To do:
Review the material line by line. Identify and copy every line that contains the string "cards".

Stored data entries:
Start

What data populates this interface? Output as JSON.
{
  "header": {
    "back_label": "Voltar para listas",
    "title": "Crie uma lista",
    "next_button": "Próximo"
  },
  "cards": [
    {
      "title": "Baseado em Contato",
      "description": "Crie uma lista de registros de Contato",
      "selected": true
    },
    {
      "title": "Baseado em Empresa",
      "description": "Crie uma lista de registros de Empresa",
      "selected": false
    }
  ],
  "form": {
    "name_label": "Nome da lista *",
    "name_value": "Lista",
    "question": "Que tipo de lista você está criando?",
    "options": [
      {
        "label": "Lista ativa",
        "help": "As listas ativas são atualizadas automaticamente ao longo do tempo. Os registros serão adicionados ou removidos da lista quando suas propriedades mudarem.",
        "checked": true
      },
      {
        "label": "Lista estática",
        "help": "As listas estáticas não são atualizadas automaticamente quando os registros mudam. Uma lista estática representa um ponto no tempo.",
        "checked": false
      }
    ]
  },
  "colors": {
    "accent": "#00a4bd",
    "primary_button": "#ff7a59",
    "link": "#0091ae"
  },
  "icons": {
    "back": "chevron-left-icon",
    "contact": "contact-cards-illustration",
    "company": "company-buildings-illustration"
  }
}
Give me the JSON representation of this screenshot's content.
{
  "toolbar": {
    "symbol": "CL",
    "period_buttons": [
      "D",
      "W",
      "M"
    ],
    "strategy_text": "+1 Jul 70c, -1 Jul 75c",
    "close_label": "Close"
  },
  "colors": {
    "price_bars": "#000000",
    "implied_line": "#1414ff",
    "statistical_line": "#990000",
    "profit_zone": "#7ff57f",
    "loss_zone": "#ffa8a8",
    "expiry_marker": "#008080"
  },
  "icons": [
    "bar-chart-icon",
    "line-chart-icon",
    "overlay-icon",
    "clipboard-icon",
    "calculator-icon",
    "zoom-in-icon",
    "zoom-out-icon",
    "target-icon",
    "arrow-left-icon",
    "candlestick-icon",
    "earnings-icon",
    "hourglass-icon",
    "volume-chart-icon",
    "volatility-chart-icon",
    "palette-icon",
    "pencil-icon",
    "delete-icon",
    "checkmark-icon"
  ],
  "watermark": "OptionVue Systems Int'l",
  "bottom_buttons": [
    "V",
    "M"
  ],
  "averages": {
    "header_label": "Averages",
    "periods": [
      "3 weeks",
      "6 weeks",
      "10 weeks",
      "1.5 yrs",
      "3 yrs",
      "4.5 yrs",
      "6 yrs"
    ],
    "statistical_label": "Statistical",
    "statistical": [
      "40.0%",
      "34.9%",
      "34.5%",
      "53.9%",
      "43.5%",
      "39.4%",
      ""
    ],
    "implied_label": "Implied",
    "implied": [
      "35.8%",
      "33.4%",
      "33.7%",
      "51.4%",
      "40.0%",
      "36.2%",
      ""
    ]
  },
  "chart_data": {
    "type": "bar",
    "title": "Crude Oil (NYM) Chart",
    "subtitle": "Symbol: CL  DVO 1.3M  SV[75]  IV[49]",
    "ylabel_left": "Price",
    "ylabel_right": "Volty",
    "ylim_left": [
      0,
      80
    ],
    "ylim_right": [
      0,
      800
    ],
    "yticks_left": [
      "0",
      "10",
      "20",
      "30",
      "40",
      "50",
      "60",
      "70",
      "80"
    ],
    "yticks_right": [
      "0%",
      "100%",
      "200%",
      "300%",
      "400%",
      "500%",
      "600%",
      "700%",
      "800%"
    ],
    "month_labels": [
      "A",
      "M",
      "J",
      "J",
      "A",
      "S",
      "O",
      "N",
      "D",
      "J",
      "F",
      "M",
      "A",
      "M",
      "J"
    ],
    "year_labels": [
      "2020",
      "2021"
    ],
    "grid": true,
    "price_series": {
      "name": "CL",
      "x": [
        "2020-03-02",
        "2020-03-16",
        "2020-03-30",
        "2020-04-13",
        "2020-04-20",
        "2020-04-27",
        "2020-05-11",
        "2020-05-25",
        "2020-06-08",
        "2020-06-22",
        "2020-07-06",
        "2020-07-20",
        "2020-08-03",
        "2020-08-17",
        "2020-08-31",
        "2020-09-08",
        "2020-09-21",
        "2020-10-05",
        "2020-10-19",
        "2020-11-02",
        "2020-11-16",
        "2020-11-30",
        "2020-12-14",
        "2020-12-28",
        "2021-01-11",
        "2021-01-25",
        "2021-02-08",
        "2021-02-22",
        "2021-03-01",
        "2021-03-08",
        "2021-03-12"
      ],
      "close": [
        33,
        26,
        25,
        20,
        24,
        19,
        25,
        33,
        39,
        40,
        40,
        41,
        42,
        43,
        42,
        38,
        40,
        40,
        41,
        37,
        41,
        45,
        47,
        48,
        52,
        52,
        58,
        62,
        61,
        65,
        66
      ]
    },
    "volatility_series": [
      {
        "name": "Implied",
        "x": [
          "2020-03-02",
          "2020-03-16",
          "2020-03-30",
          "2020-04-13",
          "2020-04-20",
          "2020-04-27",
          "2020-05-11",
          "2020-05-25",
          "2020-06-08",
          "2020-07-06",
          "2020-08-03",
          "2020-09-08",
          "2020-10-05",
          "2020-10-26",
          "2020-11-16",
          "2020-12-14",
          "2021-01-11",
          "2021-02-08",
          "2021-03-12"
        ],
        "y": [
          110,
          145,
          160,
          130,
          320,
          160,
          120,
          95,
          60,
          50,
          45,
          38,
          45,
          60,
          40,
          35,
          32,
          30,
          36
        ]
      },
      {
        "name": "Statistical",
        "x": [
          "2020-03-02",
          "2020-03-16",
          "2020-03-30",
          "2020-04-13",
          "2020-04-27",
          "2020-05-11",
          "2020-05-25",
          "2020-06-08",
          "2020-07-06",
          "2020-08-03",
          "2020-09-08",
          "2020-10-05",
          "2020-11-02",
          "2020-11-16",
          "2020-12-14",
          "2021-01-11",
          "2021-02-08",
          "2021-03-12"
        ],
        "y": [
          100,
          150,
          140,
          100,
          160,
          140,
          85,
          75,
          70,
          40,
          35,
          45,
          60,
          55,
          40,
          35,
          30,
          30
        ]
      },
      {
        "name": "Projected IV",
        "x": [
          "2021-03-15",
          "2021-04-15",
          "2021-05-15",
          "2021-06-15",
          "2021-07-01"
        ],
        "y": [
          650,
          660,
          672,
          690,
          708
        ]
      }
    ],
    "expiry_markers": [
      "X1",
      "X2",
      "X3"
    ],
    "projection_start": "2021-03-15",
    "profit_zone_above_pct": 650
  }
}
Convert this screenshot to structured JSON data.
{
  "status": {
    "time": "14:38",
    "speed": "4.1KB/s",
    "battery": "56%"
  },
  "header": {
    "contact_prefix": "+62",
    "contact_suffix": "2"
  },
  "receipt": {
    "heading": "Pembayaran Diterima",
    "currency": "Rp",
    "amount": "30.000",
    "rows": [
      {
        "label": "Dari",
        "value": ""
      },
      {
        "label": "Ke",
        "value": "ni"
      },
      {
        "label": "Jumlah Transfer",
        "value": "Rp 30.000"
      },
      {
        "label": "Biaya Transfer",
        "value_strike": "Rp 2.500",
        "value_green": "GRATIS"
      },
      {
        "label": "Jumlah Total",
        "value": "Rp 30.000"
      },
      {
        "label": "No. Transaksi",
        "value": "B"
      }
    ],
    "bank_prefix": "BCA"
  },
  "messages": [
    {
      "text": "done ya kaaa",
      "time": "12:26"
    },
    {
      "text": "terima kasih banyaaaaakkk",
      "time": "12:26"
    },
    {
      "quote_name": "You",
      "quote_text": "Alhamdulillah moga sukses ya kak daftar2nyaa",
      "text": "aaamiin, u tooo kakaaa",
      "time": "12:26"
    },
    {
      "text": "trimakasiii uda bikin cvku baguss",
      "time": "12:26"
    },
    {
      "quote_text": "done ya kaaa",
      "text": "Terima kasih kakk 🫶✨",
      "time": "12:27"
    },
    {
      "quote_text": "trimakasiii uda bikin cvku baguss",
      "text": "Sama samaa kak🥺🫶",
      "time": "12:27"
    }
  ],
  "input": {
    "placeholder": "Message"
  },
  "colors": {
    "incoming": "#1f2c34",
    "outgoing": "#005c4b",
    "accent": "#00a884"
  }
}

End

Task answer:
  "cards": [
    "contact": "contact-cards-illustration",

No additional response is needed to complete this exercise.